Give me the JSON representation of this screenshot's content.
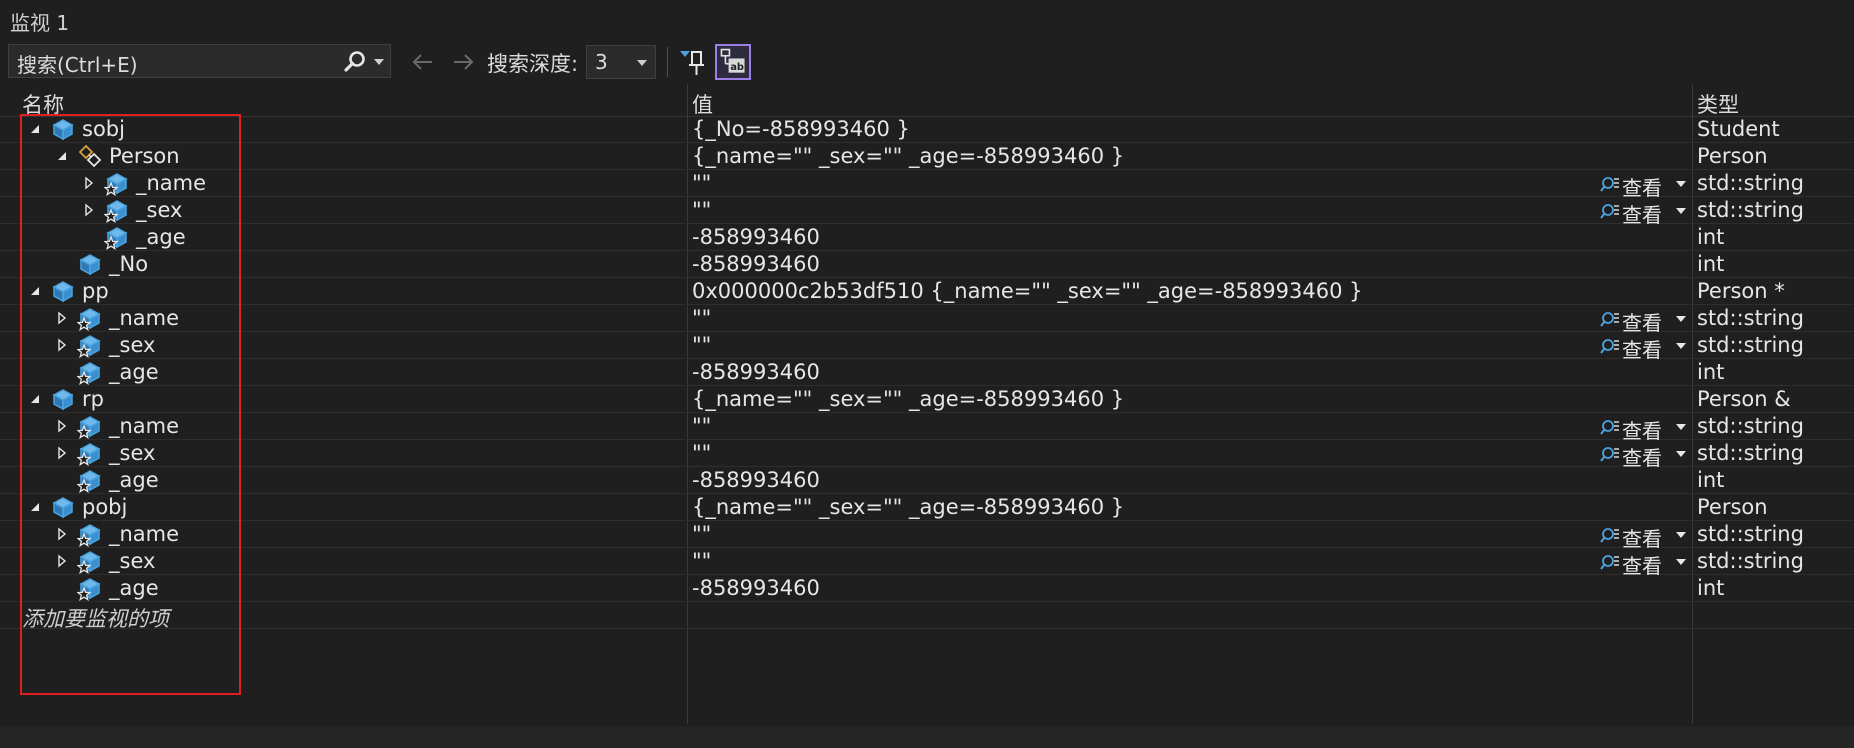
{
  "window": {
    "title": "监视 1"
  },
  "toolbar": {
    "search_placeholder": "搜索(Ctrl+E)",
    "depth_label": "搜索深度:",
    "depth_value": "3"
  },
  "columns": {
    "name": "名称",
    "value": "值",
    "type": "类型"
  },
  "view_label": "查看",
  "rows": [
    {
      "name": "sobj",
      "value": "{_No=-858993460 }",
      "type": "Student",
      "level": 0,
      "expand": "expanded",
      "icon": "object-icon",
      "view": false
    },
    {
      "name": "Person",
      "value": "{_name=\"\" _sex=\"\" _age=-858993460 }",
      "type": "Person",
      "level": 1,
      "expand": "expanded",
      "icon": "base-class-icon",
      "view": false
    },
    {
      "name": "_name",
      "value": "\"\"",
      "type": "std::string",
      "level": 2,
      "expand": "collapsed",
      "icon": "protected-field-icon",
      "view": true
    },
    {
      "name": "_sex",
      "value": "\"\"",
      "type": "std::string",
      "level": 2,
      "expand": "collapsed",
      "icon": "protected-field-icon",
      "view": true
    },
    {
      "name": "_age",
      "value": "-858993460",
      "type": "int",
      "level": 2,
      "expand": "none",
      "icon": "protected-field-icon",
      "view": false
    },
    {
      "name": "_No",
      "value": "-858993460",
      "type": "int",
      "level": 1,
      "expand": "none",
      "icon": "field-icon",
      "view": false
    },
    {
      "name": "pp",
      "value": "0x000000c2b53df510 {_name=\"\" _sex=\"\" _age=-858993460 }",
      "type": "Person *",
      "level": 0,
      "expand": "expanded",
      "icon": "object-icon",
      "view": false
    },
    {
      "name": "_name",
      "value": "\"\"",
      "type": "std::string",
      "level": 1,
      "expand": "collapsed",
      "icon": "protected-field-icon",
      "view": true
    },
    {
      "name": "_sex",
      "value": "\"\"",
      "type": "std::string",
      "level": 1,
      "expand": "collapsed",
      "icon": "protected-field-icon",
      "view": true
    },
    {
      "name": "_age",
      "value": "-858993460",
      "type": "int",
      "level": 1,
      "expand": "none",
      "icon": "protected-field-icon",
      "view": false
    },
    {
      "name": "rp",
      "value": "{_name=\"\" _sex=\"\" _age=-858993460 }",
      "type": "Person &",
      "level": 0,
      "expand": "expanded",
      "icon": "object-icon",
      "view": false
    },
    {
      "name": "_name",
      "value": "\"\"",
      "type": "std::string",
      "level": 1,
      "expand": "collapsed",
      "icon": "protected-field-icon",
      "view": true
    },
    {
      "name": "_sex",
      "value": "\"\"",
      "type": "std::string",
      "level": 1,
      "expand": "collapsed",
      "icon": "protected-field-icon",
      "view": true
    },
    {
      "name": "_age",
      "value": "-858993460",
      "type": "int",
      "level": 1,
      "expand": "none",
      "icon": "protected-field-icon",
      "view": false
    },
    {
      "name": "pobj",
      "value": "{_name=\"\" _sex=\"\" _age=-858993460 }",
      "type": "Person",
      "level": 0,
      "expand": "expanded",
      "icon": "object-icon",
      "view": false
    },
    {
      "name": "_name",
      "value": "\"\"",
      "type": "std::string",
      "level": 1,
      "expand": "collapsed",
      "icon": "protected-field-icon",
      "view": true
    },
    {
      "name": "_sex",
      "value": "\"\"",
      "type": "std::string",
      "level": 1,
      "expand": "collapsed",
      "icon": "protected-field-icon",
      "view": true
    },
    {
      "name": "_age",
      "value": "-858993460",
      "type": "int",
      "level": 1,
      "expand": "none",
      "icon": "protected-field-icon",
      "view": false
    }
  ],
  "add_item_label": "添加要监视的项",
  "colors": {
    "background": "#1f1f1f",
    "icon_blue": "#4aa3df",
    "highlight_box": "#e02020",
    "toggle_accent": "#9b7fe6"
  }
}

▶ **TASK DESCRIPTION**:
Exactly reproduce each record, leaving out any pictures.

▶ **THE RESULT**:
Give me the JSON representation of this screenshot's content.
{
  "window": {
    "title": "监视 1"
  },
  "toolbar": {
    "search_placeholder": "搜索(Ctrl+E)",
    "depth_label": "搜索深度:",
    "depth_value": "3"
  },
  "columns": {
    "name": "名称",
    "value": "值",
    "type": "类型"
  },
  "view_label": "查看",
  "rows": [
    {
      "name": "sobj",
      "value": "{_No=-858993460 }",
      "type": "Student",
      "level": 0,
      "expand": "expanded",
      "icon": "object-icon",
      "view": false
    },
    {
      "name": "Person",
      "value": "{_name=\"\" _sex=\"\" _age=-858993460 }",
      "type": "Person",
      "level": 1,
      "expand": "expanded",
      "icon": "base-class-icon",
      "view": false
    },
    {
      "name": "_name",
      "value": "\"\"",
      "type": "std::string",
      "level": 2,
      "expand": "collapsed",
      "icon": "protected-field-icon",
      "view": true
    },
    {
      "name": "_sex",
      "value": "\"\"",
      "type": "std::string",
      "level": 2,
      "expand": "collapsed",
      "icon": "protected-field-icon",
      "view": true
    },
    {
      "name": "_age",
      "value": "-858993460",
      "type": "int",
      "level": 2,
      "expand": "none",
      "icon": "protected-field-icon",
      "view": false
    },
    {
      "name": "_No",
      "value": "-858993460",
      "type": "int",
      "level": 1,
      "expand": "none",
      "icon": "field-icon",
      "view": false
    },
    {
      "name": "pp",
      "value": "0x000000c2b53df510 {_name=\"\" _sex=\"\" _age=-858993460 }",
      "type": "Person *",
      "level": 0,
      "expand": "expanded",
      "icon": "object-icon",
      "view": false
    },
    {
      "name": "_name",
      "value": "\"\"",
      "type": "std::string",
      "level": 1,
      "expand": "collapsed",
      "icon": "protected-field-icon",
      "view": true
    },
    {
      "name": "_sex",
      "value": "\"\"",
      "type": "std::string",
      "level": 1,
      "expand": "collapsed",
      "icon": "protected-field-icon",
      "view": true
    },
    {
      "name": "_age",
      "value": "-858993460",
      "type": "int",
      "level": 1,
      "expand": "none",
      "icon": "protected-field-icon",
      "view": false
    },
    {
      "name": "rp",
      "value": "{_name=\"\" _sex=\"\" _age=-858993460 }",
      "type": "Person &",
      "level": 0,
      "expand": "expanded",
      "icon": "object-icon",
      "view": false
    },
    {
      "name": "_name",
      "value": "\"\"",
      "type": "std::string",
      "level": 1,
      "expand": "collapsed",
      "icon": "protected-field-icon",
      "view": true
    },
    {
      "name": "_sex",
      "value": "\"\"",
      "type": "std::string",
      "level": 1,
      "expand": "collapsed",
      "icon": "protected-field-icon",
      "view": true
    },
    {
      "name": "_age",
      "value": "-858993460",
      "type": "int",
      "level": 1,
      "expand": "none",
      "icon": "protected-field-icon",
      "view": false
    },
    {
      "name": "pobj",
      "value": "{_name=\"\" _sex=\"\" _age=-858993460 }",
      "type": "Person",
      "level": 0,
      "expand": "expanded",
      "icon": "object-icon",
      "view": false
    },
    {
      "name": "_name",
      "value": "\"\"",
      "type": "std::string",
      "level": 1,
      "expand": "collapsed",
      "icon": "protected-field-icon",
      "view": true
    },
    {
      "name": "_sex",
      "value": "\"\"",
      "type": "std::string",
      "level": 1,
      "expand": "collapsed",
      "icon": "protected-field-icon",
      "view": true
    },
    {
      "name": "_age",
      "value": "-858993460",
      "type": "int",
      "level": 1,
      "expand": "none",
      "icon": "protected-field-icon",
      "view": false
    }
  ],
  "add_item_label": "添加要监视的项",
  "colors": {
    "background": "#1f1f1f",
    "icon_blue": "#4aa3df",
    "highlight_box": "#e02020",
    "toggle_accent": "#9b7fe6"
  }
}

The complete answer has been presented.